Before we continue, at least make sure you have these installed;

setuptools

pip install setuptools

Easily download, build, install, upgrade, and uninstall Python packages.

Setuptools is a collection of enhancements to the Python distutils that allow developers to more easily build and distribute Python packages, especially ones that have dependencies on other packages.

twine

pip install twine

Twine is a utility for publishing Python packages on PyPI.

It provides build system independent uploads of source and binary distribution artefacts for both new and existing projects.

You need to register on PyPi and have an account.

As aforementioned, I created a sample project on GitHub so that it’s easier to demonstrate how to publish your own packages on PyPI.

I have not mentioned wheel, which is a setuptools extension for building wheels that provide the bdist_wheel setuptools command.

You can also pip install wheel if you don't have it.

🔸Set Up & Stracture;

The following files are expected and they will make our installations and uploads successful.

README.md;

It is highly recommended to include a README file where you should outline the basic functionality offered by your package. Additionally, you may also include installation instructions or a usage guide.

LICENSE;

It’s always best to include a license in the package you intend to make widely available.

setup.py;

This file should be placed in the top-level directory of your project structure. In this file, you can specify configurations for your Python project.

For example mine;

import pathlib
from setuptools import setup

# The directory containing this file
HERE = pathlib.Path(__file__).parent

# The text of the README file
README = (HERE / "README.md").read_text()

# This call to setup() does all the work
setup(
    name="urlToHTML",
    version="1.0.0",
    description="Auto save HTML files from URLs for Offline Viewing",
    long_description=README,
    long_description_content_type="text/markdown",
    keywords='HTML URLS Save Chrome Offline',
    url="https://github.com/Ronlin1/urlToHTML",
    author="Ronnie Atuhaire",
    author_email="ronlinx6@gmail.com",
    license="MIT",
    install_requires=[
          'requests',
      ],
    classifiers=[
        "License :: OSI Approved :: MIT License",
        "Programming Language :: Python :: 3",
        "Programming Language :: Python :: 3.10",
    ],
    packages=["urlToHTML"],
    include_package_data=True,
    package_dir={'/':'urlToHTML'}
)

_Information supplied_
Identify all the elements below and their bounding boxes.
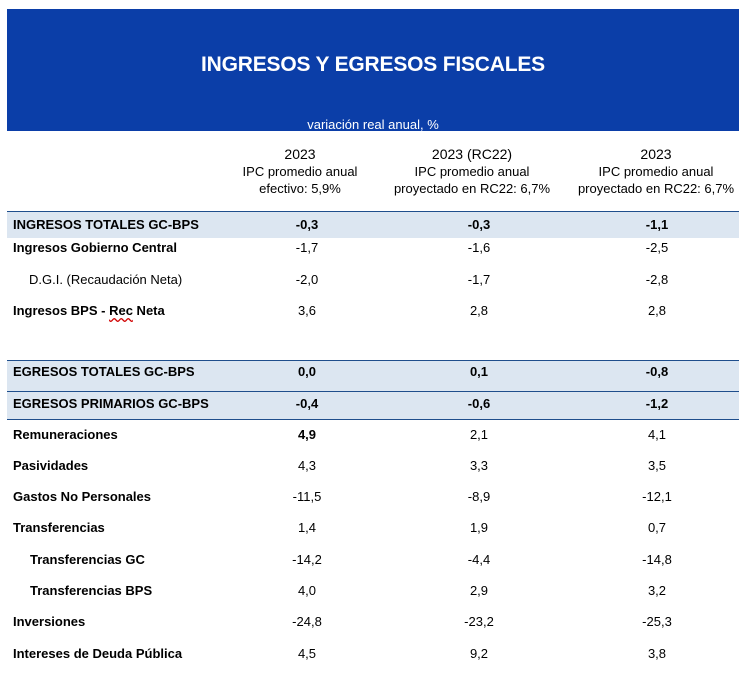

_What to do_
1/ Where does the PyPI publishing guide say setup.py should be placed?
2/ Which files does the PyPI publishing guide list as expected for the setup and structure?
3/ Reproduce the PyPI publishing guide word for word from "You need to" to "don't have it.".
The material comes from a separate source and is unrelated to the PyPI publishing guide.

_Written responses_
1/ In the top-level directory of the project structure.

2/ README.md, LICENSE, setup.py

3/
You need to register on PyPi and have an account.

As aforementioned, I created a sample project on GitHub so that it’s easier to demonstrate how to publish your own packages on PyPI.

I have not mentioned wheel, which is a setuptools extension for building wheels that provide the bdist_wheel setuptools command.

You can also pip install wheel if you don't have it.